WHAT IS NEEDED: Repeat verbatim each line from the line with "Extract all readable text from this page." to the end of the entries. Pictures do not belong in the copy.

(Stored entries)
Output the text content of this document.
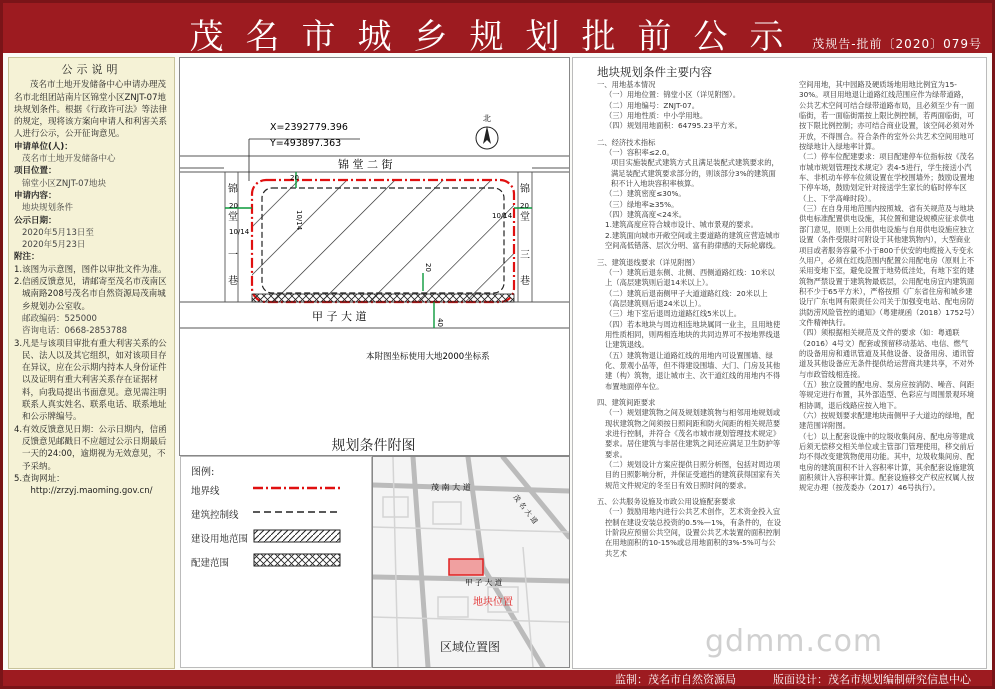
茂名市城乡规划批前公示 茂规告-批前〔2020〕079号
公示说明
茂名市土地开发储备中心申请办理茂名市北组团站南片区锦堂小区ZNJT-07地块规划条件。根据《行政许可法》等法律的规定，现将该方案向申请人和利害关系人进行公示，公开征询意见。
申请单位(人)：
茂名市土地开发储备中心
项目位置：
锦堂小区ZNJT-07地块
申请内容：
地块规划条件
公示日期：
2020年5月13日至
2020年5月23日
附注：
1.该图为示意图，图件以审批文件为准。
2.信函反馈意见，请邮寄至茂名市茂南区城南路208号茂名市自然资源局茂南城乡规划办公室收。
邮政编码：525000
咨询电话：0668-2853788
3.凡是与该项目审批有重大利害关系的公民、法人以及其它组织，如对该项目存在异议，应在公示期内持本人身份证件以及证明有重大利害关系存在证据材料，向我局提出书面意见。意见需注明联系人真实姓名、联系电话、联系地址和公示牌编号。
4.有效反馈意见日期：公示日期内，信函反馈意见邮戳日不应超过公示日期最后一天的24:00，逾期视为无效意见，不予采纳。
5.查询网址：
http://zrzyj.maoming.gov.cn/
X=2392779.396
Y=493897.363
北
锦 堂 二 街
锦
堂
一
巷
锦
堂
三
巷
甲 子 大 道
10/14
10/14
10/14
20
20	20
20
40
本附图坐标使用大地2000坐标系
规划条件附图
图例:
地界线
建筑控制线
建设用地范围
配建范围
茂 南 大 道
甲 子 大 道
茂 名 大 道
地块位置
区域位置图
地块规划条件主要内容
一、用地基本情况
（一）用地位置：锦堂小区（详见附图）。
（二）用地编号：ZNJT-07。
（三）用地性质：中小学用地。
（四）规划用地面积：64795.23平方米。
二、经济技术指标
（一）容积率≤2.0。
项目实施装配式建筑方式且满足装配式建筑要求的，满足装配式建筑要求部分的，则该部分3%的建筑面积不计入地块容积率核算。
（二）建筑密度≤30%。
（三）绿地率≥35%。
（四）建筑高度<24米。
1.建筑高度应符合城市设计、城市景观的要求。
2.建筑面向城市开敞空间或主要道路的建筑应营造城市空间高低错落、层次分明、富有韵律感的天际轮廓线。
三、建筑退线要求（详见附图）
（一）建筑后退东侧、北侧、西侧道路红线：10米以上（高层建筑则后退14米以上）。
（二）建筑后退南侧甲子大道道路红线：20米以上（高层建筑则后退24米以上）。
（三）地下室后退周边道路红线5米以上。
（四）若本地块与周边相连地块属同一业主，且用地使用性质相同，则两相连地块的共同边界可不按地界线退让建筑退线。
（五）建筑物退让道路红线的用地内可设置围墙、绿化、景观小品等，但不得建设围墙、大门、门房及其他建（构）筑物，退让城市主、次干道红线的用地内不得布置地面停车位。
四、建筑间距要求
（一）规划建筑物之间及规划建筑物与相邻用地规划或现状建筑物之间须按日照间距和防火间距的相关规范要求进行控制，并符合《茂名市城市规划管理技术规定》要求。居住建筑与非居住建筑之间还应满足卫生防护等要求。
（二）规划设计方案应提供日照分析图，包括对周边项目的日照影响分析，并保证受遮挡的建筑获得国家有关规范文件规定的冬至日有效日照时间的要求。
五、公共服务设施及市政公用设施配套要求
（一）鼓励用地内进行公共艺术创作，艺术资金投入宜控制在建设安装总投资的0.5%—1%，有条件的，在设计阶段应预留公共空间，设置公共艺术装置的面积控制在用地面积的10-15%或总用地面积的3%-5%可与公共艺术
空间用地，其中园路及硬质场地用地比例宜为15-30%。项目用地退让道路红线范围应作为绿带道路，公共艺术空间可结合绿带道路布局，且必须至少有一面临街，若一面临街需按上限比例控制，若两面临街，可按下限比例控制；亦可结合商业设置，该空间必须对外开放，不得围合。符合条件的室外公共艺术空间用地可按绿地计入绿地率计算。
（二）停车位配建要求：项目配建停车位指标按《茂名市城市规划管理技术规定》表4-5进行，学生接送小汽车、非机动车停车位须设置在学校围墙外；鼓励设置地下停车场，鼓励划定针对接送学生家长的临时停车区（上、下学高峰时段）。
（三）在自身用地范围内按照城、省有关规范及与地块供电标准配置供电设施，其位置和建设规模应征求供电部门意见，原则上公用供电设施与自用供电设施应独立设置（条件受限时可附设于其他建筑物内），大型商业项目或者服务容量不小于800千伏安的电缆接入专变永久用户，必须在红线范围内配置公用配电房（原则上不采用变地下室，避免设置于地势低洼处，有地下室的建筑物严禁设置于建筑物最底层，公用配电房宜内建筑面积不少于65平方米），严格按照《广东省住房和城乡建设厅广东电网有限责任公司关于加强变电站、配电房防洪防涝风险管控的通知》（粤建规函（2018）1752号）文件精神执行。
（四）须根据相关规范及文件的要求（如：粤通联（2016）4号文）配套或预留移动基站、电信、燃气的设备用房和通讯管道及其他设备、设备用房、通讯管道及其他设备应无条件提供给运营商共建共享，不对外与市政管线相连接。
（五）独立设置的配电房、泵房应按消防、噪音、间距等规定进行布置，其外部造型、色彩应与周围景观环境相协调，退后线路应按入地下。
（六）按规划要求配建地块南侧甲子大道边的绿地，配建范围详附图。
（七）以上配套设施中的垃圾收集间房、配电房等建成后须无偿移交相关单位或主管部门管理使用，移交前后均不得改变建筑物使用功能。其中，垃圾收集间房、配电房的建筑面积不计入容积率计算，其余配套设施建筑面积须计入容积率计算。配套设施移交产权应权属人按规定办理（按茂委办（2017）46号执行）。
gdmm.com
监制：茂名市自然资源局	版面设计：茂名市规划编制研究信息中心
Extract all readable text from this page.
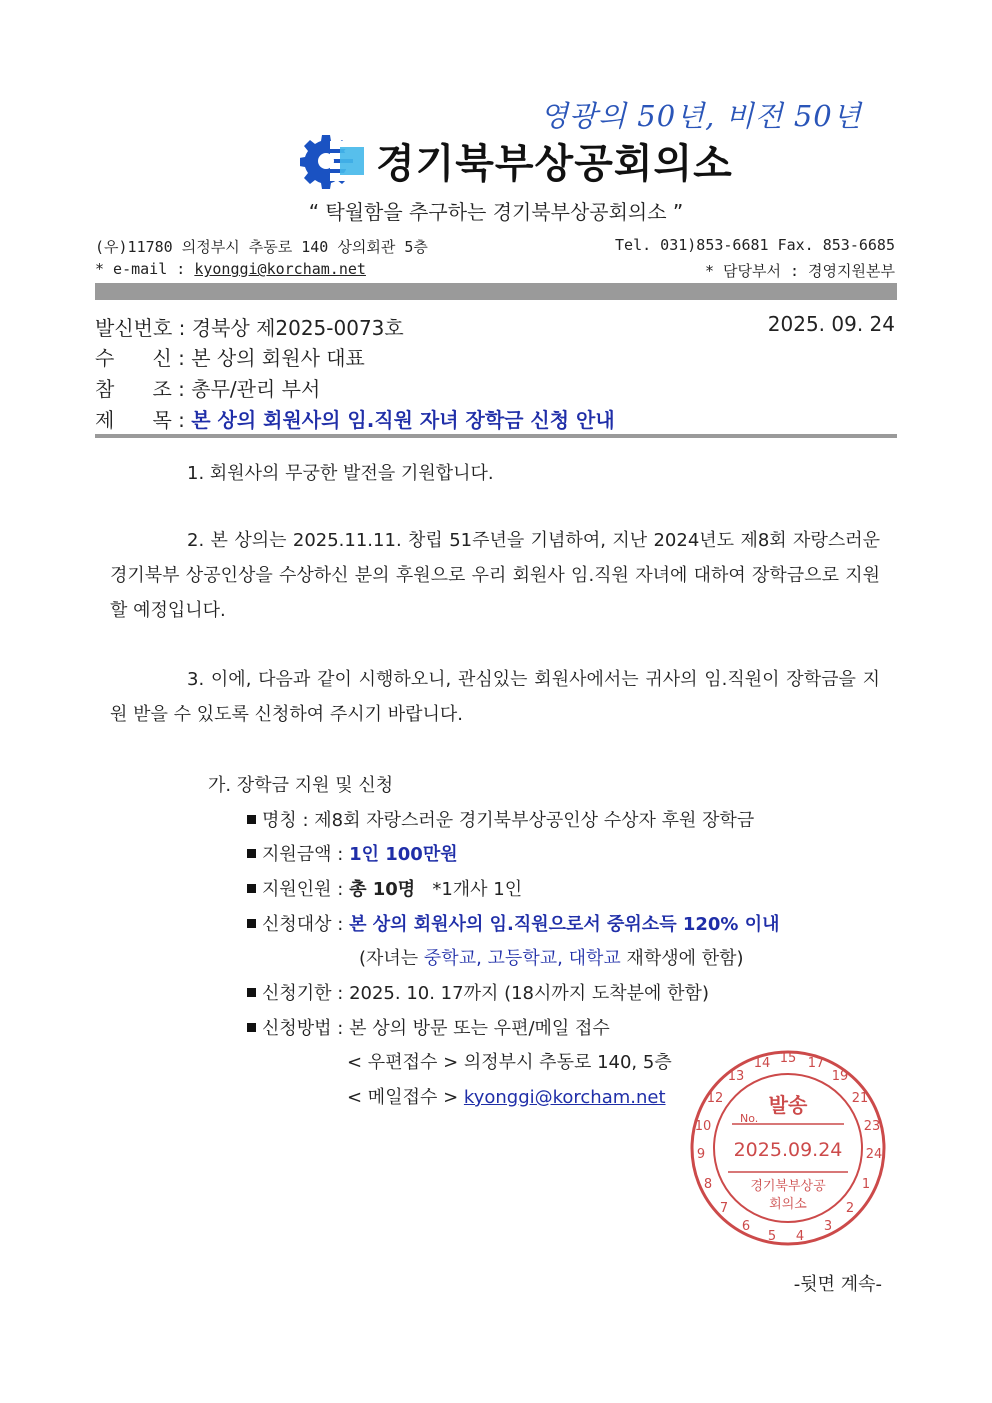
영광의 50년, 비전 50년
경기북부상공회의소
“ 탁월함을 추구하는 경기북부상공회의소 ”
(우)11780 의정부시 추동로 140 상의회관 5층	Tel. 031)853-6681 Fax. 853-6685
* e-mail : kyonggi@korcham.net	* 담당부서 : 경영지원본부
발신번호 : 경북상 제2025-0073호	2025. 09. 24
수      신 : 본 상의 회원사 대표
참      조 : 총무/관리 부서
제      목 : 본 상의 회원사의 임.직원 자녀 장학금 신청 안내
1. 회원사의 무궁한 발전을 기원합니다.
2. 본 상의는 2025.11.11. 창립 51주년을 기념하여, 지난 2024년도 제8회 자랑스러운 경기북부 상공인상을 수상하신 분의 후원으로 우리 회원사 임.직원 자녀에 대하여 장학금으로 지원할 예정입니다.
3. 이에, 다음과 같이 시행하오니, 관심있는 회원사에서는 귀사의 임.직원이 장학금을 지원 받을 수 있도록 신청하여 주시기 바랍니다.
가. 장학금 지원 및 신청
명칭 : 제8회 자랑스러운 경기북부상공인상 수상자 후원 장학금
지원금액 : 1인 100만원
지원인원 : 총 10명 *1개사 1인
신청대상 : 본 상의 회원사의 임.직원으로서 중위소득 120% 이내
(자녀는 중학교, 고등학교, 대학교 재학생에 한함)
신청기한 : 2025. 10. 17까지 (18시까지 도착분에 한함)
신청방법 : 본 상의 방문 또는 우편/메일 접수
< 우편접수 > 의정부시 추동로 140, 5층
< 메일접수 > kyonggi@korcham.net
15 17
19
21
23
24
1
2
3
4
5
6
7
8
9
10
12
13
14
발송
No.
2025.09.24
경기북부상공
회의소
-뒷면 계속-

WORKED ANSWER:
Extract all readable text from this page.
영광의 50년, 비전 50년
경기북부상공회의소
“ 탁월함을 추구하는 경기북부상공회의소 ”
(우)11780 의정부시 추동로 140 상의회관 5층	Tel. 031)853-6681 Fax. 853-6685
* e-mail : kyonggi@korcham.net	* 담당부서 : 경영지원본부
발신번호 : 경북상 제2025-0073호	2025. 09. 24
수      신 : 본 상의 회원사 대표
참      조 : 총무/관리 부서
제      목 : 본 상의 회원사의 임.직원 자녀 장학금 신청 안내
1. 회원사의 무궁한 발전을 기원합니다.
2. 본 상의는 2025.11.11. 창립 51주년을 기념하여, 지난 2024년도 제8회 자랑스러운 경기북부 상공인상을 수상하신 분의 후원으로 우리 회원사 임.직원 자녀에 대하여 장학금으로 지원할 예정입니다.
3. 이에, 다음과 같이 시행하오니, 관심있는 회원사에서는 귀사의 임.직원이 장학금을 지원 받을 수 있도록 신청하여 주시기 바랍니다.
가. 장학금 지원 및 신청
명칭 : 제8회 자랑스러운 경기북부상공인상 수상자 후원 장학금
지원금액 : 1인 100만원
지원인원 : 총 10명 *1개사 1인
신청대상 : 본 상의 회원사의 임.직원으로서 중위소득 120% 이내
(자녀는 중학교, 고등학교, 대학교 재학생에 한함)
신청기한 : 2025. 10. 17까지 (18시까지 도착분에 한함)
신청방법 : 본 상의 방문 또는 우편/메일 접수
< 우편접수 > 의정부시 추동로 140, 5층
< 메일접수 > kyonggi@korcham.net
15 17
19
21
23
24
1
2
3
4
5
6
7
8
9
10
12
13
14
발송
No.
2025.09.24
경기북부상공
회의소
-뒷면 계속-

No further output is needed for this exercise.